--- RECORDS FOR THIS EXERCISE ---
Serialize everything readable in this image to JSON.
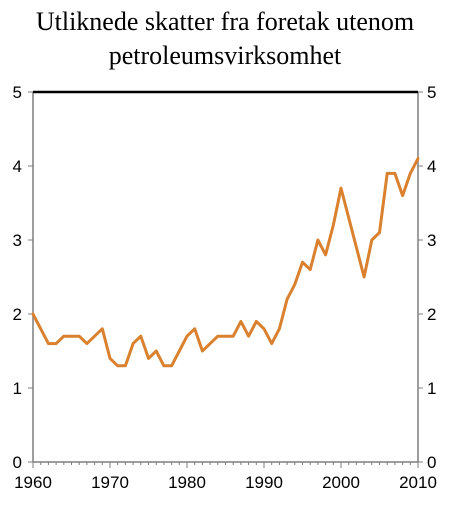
{
  "chart_data": {
    "type": "line",
    "title_lines": [
      "Utliknede skatter fra foretak utenom",
      "petroleumsvirksomhet"
    ],
    "xlabel": "",
    "ylabel": "",
    "xlim": [
      1960,
      2010
    ],
    "ylim": [
      0,
      5
    ],
    "x_ticks": [
      1960,
      1970,
      1980,
      1990,
      2000,
      2010
    ],
    "y_ticks_left": [
      0,
      1,
      2,
      3,
      4,
      5
    ],
    "y_ticks_right": [
      0,
      1,
      2,
      3,
      4,
      5
    ],
    "grid": false,
    "line_color": "#D9812E",
    "top_frame_color": "#000000",
    "axis_color": "#7f7f7f",
    "series": [
      {
        "x": [
          1960,
          1961,
          1962,
          1963,
          1964,
          1965,
          1966,
          1967,
          1968,
          1969,
          1970,
          1971,
          1972,
          1973,
          1974,
          1975,
          1976,
          1977,
          1978,
          1979,
          1980,
          1981,
          1982,
          1983,
          1984,
          1985,
          1986,
          1987,
          1988,
          1989,
          1990,
          1991,
          1992,
          1993,
          1994,
          1995,
          1996,
          1997,
          1998,
          1999,
          2000,
          2001,
          2002,
          2003,
          2004,
          2005,
          2006,
          2007,
          2008,
          2009,
          2010
        ],
        "values": [
          2.0,
          1.8,
          1.6,
          1.6,
          1.7,
          1.7,
          1.7,
          1.6,
          1.7,
          1.8,
          1.4,
          1.3,
          1.3,
          1.6,
          1.7,
          1.4,
          1.5,
          1.3,
          1.3,
          1.5,
          1.7,
          1.8,
          1.5,
          1.6,
          1.7,
          1.7,
          1.7,
          1.9,
          1.7,
          1.9,
          1.8,
          1.6,
          1.8,
          2.2,
          2.4,
          2.7,
          2.6,
          3.0,
          2.8,
          3.2,
          3.7,
          3.3,
          2.9,
          2.5,
          3.0,
          3.1,
          3.9,
          3.9,
          3.6,
          3.9,
          4.1
        ]
      }
    ]
  }
}
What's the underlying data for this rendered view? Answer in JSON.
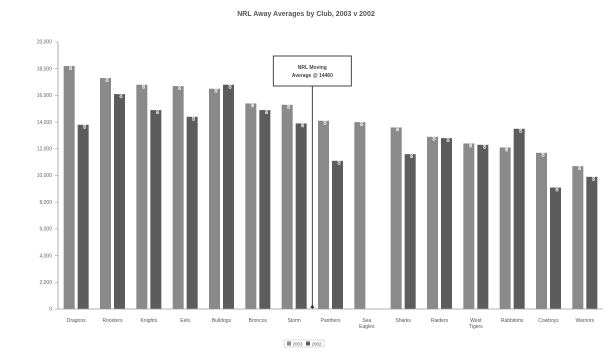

--- STATED TASK ---
Print all entries exactly. The images do not belong in the copy.

--- CORRECT OUTPUT ---
Serialize everything readable in this image to JSON.
{
  "chart_data": {
    "type": "line",
    "title_lines": [
      "Utliknede skatter fra foretak utenom",
      "petroleumsvirksomhet"
    ],
    "xlabel": "",
    "ylabel": "",
    "xlim": [
      1960,
      2010
    ],
    "ylim": [
      0,
      5
    ],
    "x_ticks": [
      1960,
      1970,
      1980,
      1990,
      2000,
      2010
    ],
    "y_ticks_left": [
      0,
      1,
      2,
      3,
      4,
      5
    ],
    "y_ticks_right": [
      0,
      1,
      2,
      3,
      4,
      5
    ],
    "grid": false,
    "line_color": "#D9812E",
    "top_frame_color": "#000000",
    "axis_color": "#7f7f7f",
    "series": [
      {
        "x": [
          1960,
          1961,
          1962,
          1963,
          1964,
          1965,
          1966,
          1967,
          1968,
          1969,
          1970,
          1971,
          1972,
          1973,
          1974,
          1975,
          1976,
          1977,
          1978,
          1979,
          1980,
          1981,
          1982,
          1983,
          1984,
          1985,
          1986,
          1987,
          1988,
          1989,
          1990,
          1991,
          1992,
          1993,
          1994,
          1995,
          1996,
          1997,
          1998,
          1999,
          2000,
          2001,
          2002,
          2003,
          2004,
          2005,
          2006,
          2007,
          2008,
          2009,
          2010
        ],
        "values": [
          2.0,
          1.8,
          1.6,
          1.6,
          1.7,
          1.7,
          1.7,
          1.6,
          1.7,
          1.8,
          1.4,
          1.3,
          1.3,
          1.6,
          1.7,
          1.4,
          1.5,
          1.3,
          1.3,
          1.5,
          1.7,
          1.8,
          1.5,
          1.6,
          1.7,
          1.7,
          1.7,
          1.9,
          1.7,
          1.9,
          1.8,
          1.6,
          1.8,
          2.2,
          2.4,
          2.7,
          2.6,
          3.0,
          2.8,
          3.2,
          3.7,
          3.3,
          2.9,
          2.5,
          3.0,
          3.1,
          3.9,
          3.9,
          3.6,
          3.9,
          4.1
        ]
      }
    ]
  }
}
What's the underlying data for this rendered view? Answer in JSON.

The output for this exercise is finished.